• **DATA TO USE**:
_ _ _
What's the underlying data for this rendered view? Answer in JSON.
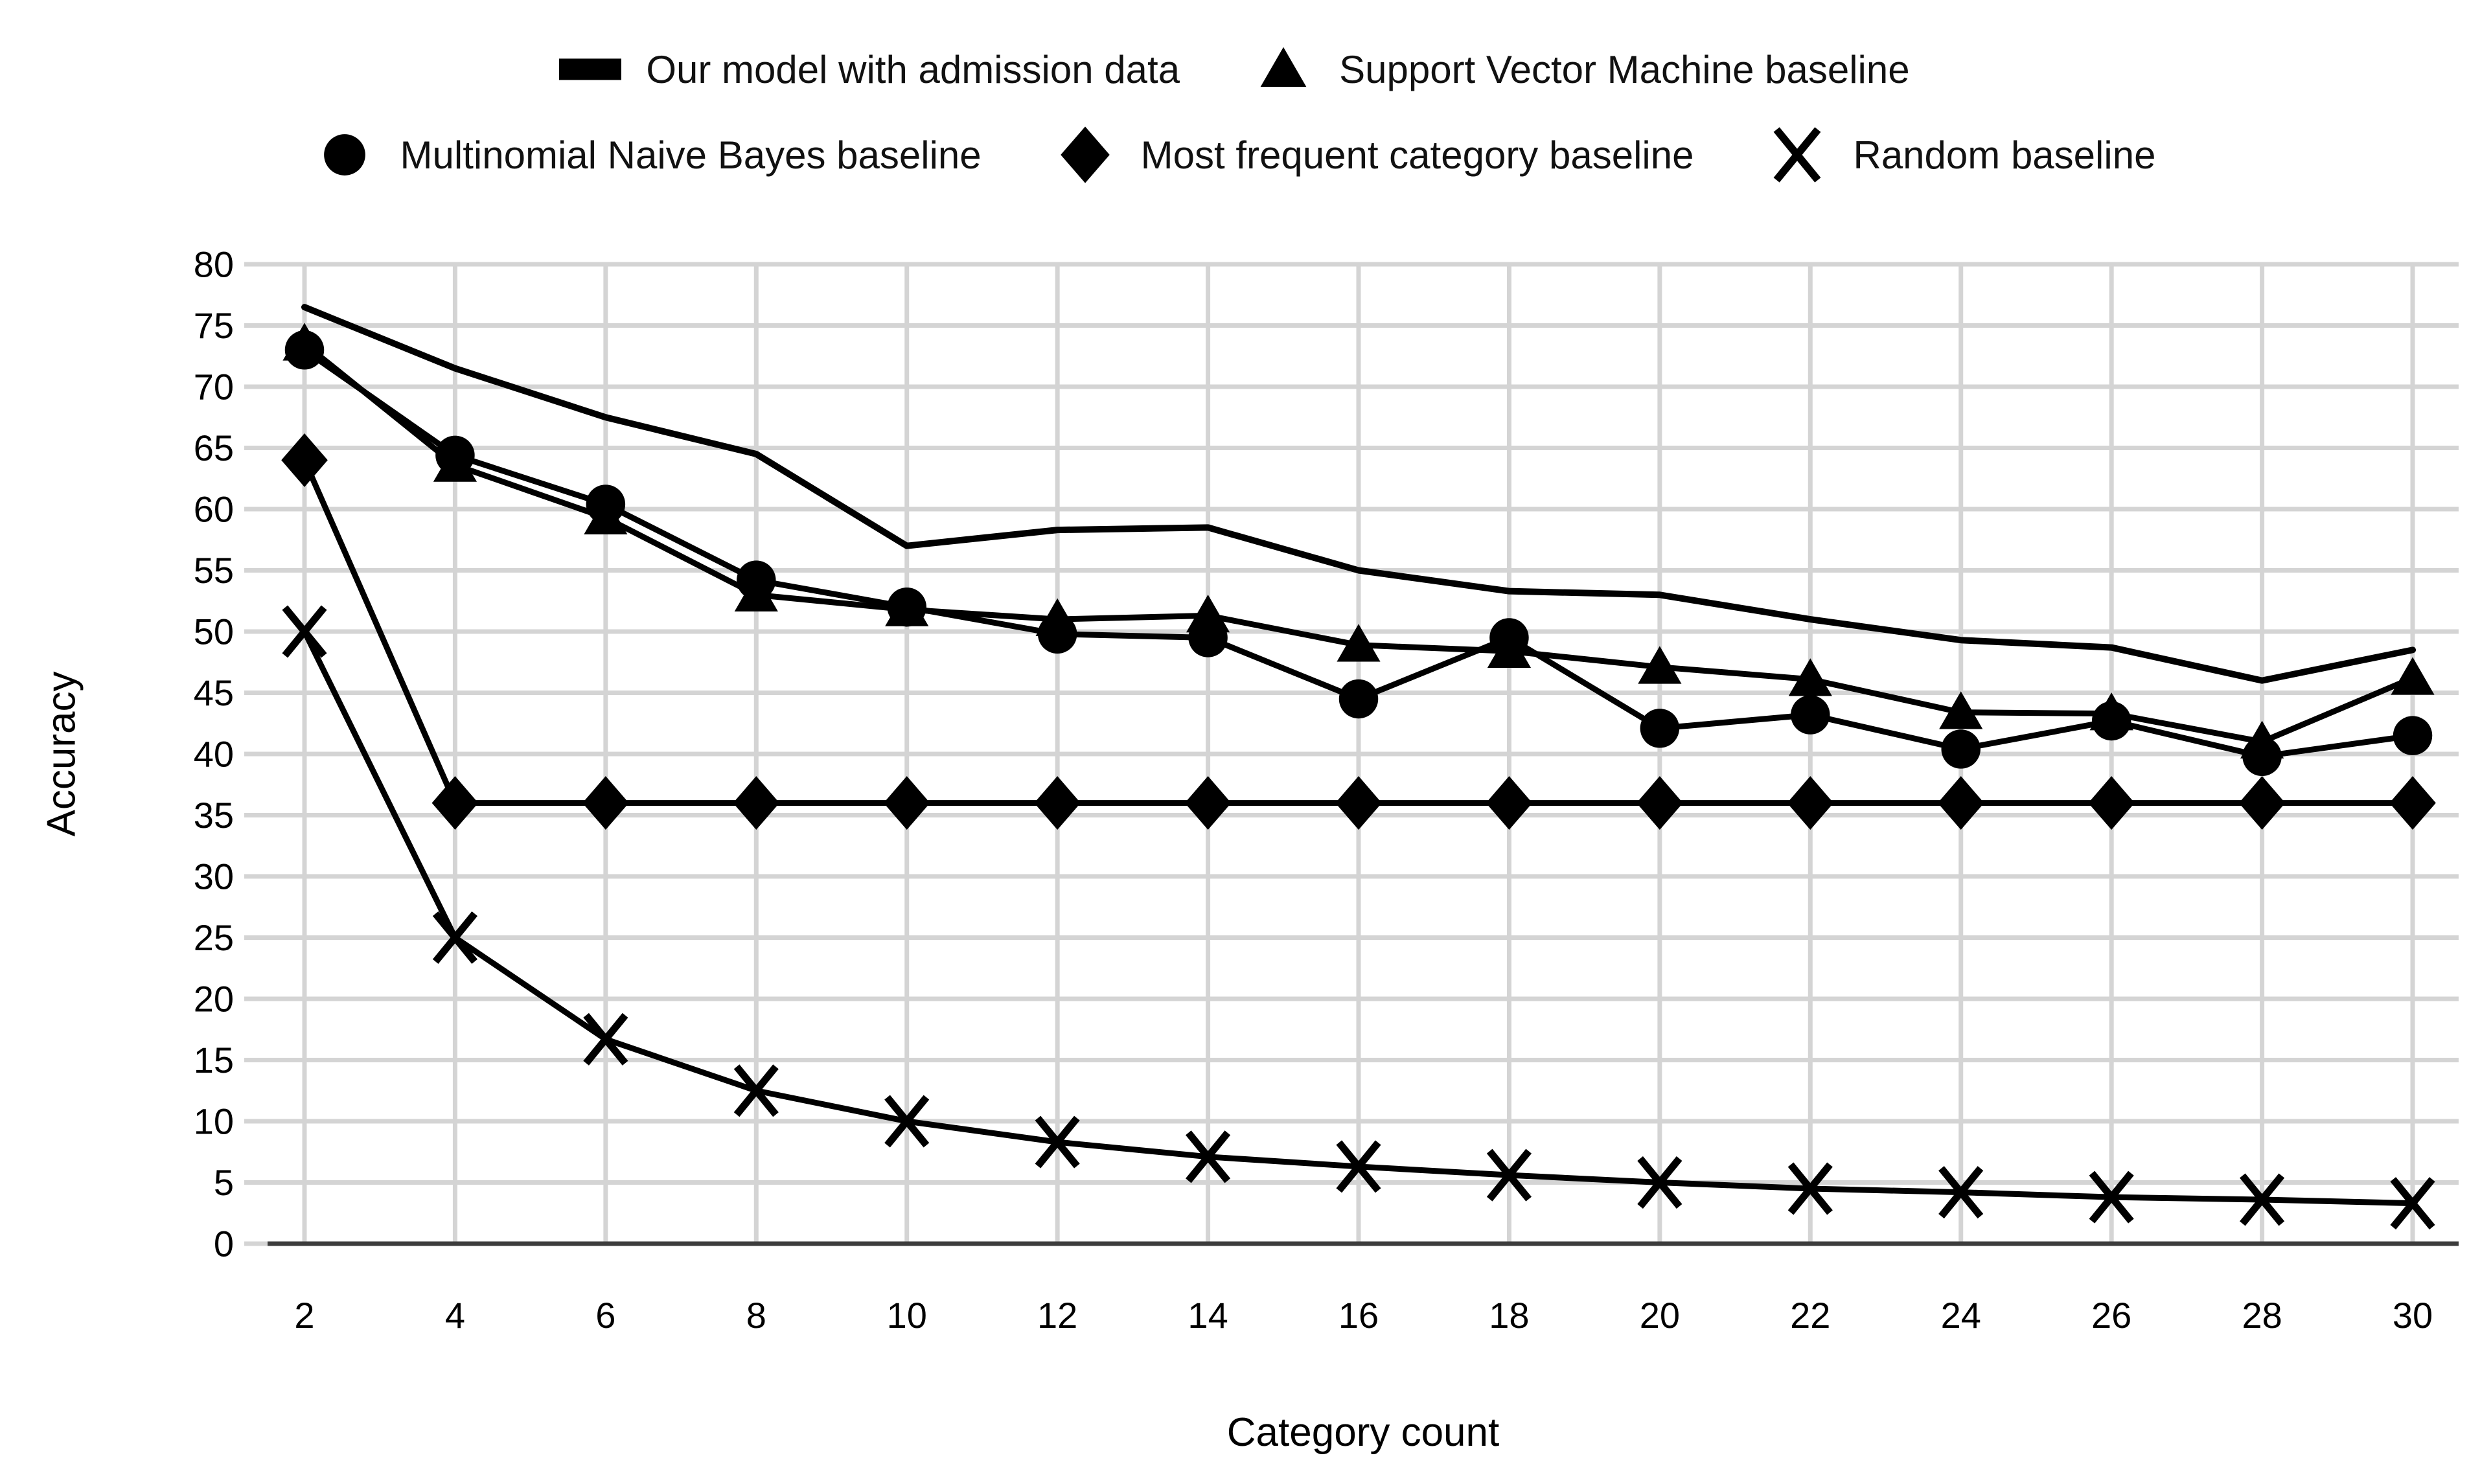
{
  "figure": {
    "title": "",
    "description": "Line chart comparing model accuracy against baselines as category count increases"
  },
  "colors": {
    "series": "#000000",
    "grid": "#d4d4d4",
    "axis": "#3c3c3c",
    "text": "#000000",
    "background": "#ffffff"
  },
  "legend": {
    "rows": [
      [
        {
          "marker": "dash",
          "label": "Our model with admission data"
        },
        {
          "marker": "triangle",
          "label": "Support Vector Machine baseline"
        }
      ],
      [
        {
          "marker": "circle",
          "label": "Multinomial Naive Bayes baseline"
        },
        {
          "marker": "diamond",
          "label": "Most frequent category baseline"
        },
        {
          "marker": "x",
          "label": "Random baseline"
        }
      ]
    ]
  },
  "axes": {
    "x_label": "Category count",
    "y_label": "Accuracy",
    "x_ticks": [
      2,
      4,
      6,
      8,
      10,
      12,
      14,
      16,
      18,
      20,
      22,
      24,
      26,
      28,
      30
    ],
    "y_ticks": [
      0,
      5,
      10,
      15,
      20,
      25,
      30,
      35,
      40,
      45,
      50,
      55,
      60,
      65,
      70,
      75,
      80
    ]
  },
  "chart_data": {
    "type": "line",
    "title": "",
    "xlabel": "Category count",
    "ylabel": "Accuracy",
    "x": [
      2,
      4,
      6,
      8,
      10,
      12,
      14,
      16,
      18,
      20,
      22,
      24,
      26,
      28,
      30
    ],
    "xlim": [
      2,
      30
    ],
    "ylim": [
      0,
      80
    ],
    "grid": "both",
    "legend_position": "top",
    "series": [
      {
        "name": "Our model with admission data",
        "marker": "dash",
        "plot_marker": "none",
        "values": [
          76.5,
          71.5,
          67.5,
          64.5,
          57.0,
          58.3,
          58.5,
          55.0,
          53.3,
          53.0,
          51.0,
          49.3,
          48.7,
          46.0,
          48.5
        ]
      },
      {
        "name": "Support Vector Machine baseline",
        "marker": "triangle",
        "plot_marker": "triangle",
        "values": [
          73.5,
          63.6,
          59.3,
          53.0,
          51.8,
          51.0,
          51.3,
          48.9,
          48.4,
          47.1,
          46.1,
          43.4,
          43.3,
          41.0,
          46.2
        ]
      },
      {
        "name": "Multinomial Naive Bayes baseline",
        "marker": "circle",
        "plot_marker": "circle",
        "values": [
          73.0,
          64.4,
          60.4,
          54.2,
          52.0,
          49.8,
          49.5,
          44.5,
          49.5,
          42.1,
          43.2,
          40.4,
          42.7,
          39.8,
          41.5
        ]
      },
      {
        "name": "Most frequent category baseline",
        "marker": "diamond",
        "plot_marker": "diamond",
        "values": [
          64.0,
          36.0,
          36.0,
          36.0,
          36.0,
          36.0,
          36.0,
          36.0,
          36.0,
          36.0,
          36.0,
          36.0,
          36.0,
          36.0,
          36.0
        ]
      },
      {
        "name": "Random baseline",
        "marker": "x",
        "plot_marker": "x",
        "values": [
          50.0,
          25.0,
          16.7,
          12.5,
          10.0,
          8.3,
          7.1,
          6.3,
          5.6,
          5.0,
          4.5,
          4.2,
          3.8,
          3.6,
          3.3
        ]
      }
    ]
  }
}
_ _ _
• **SET TASK**: Which lines contain "with"? Show each of them.

• **CORRECT ANSWER**:
          "label": "Our model with admission data"
        "name": "Our model with admission data",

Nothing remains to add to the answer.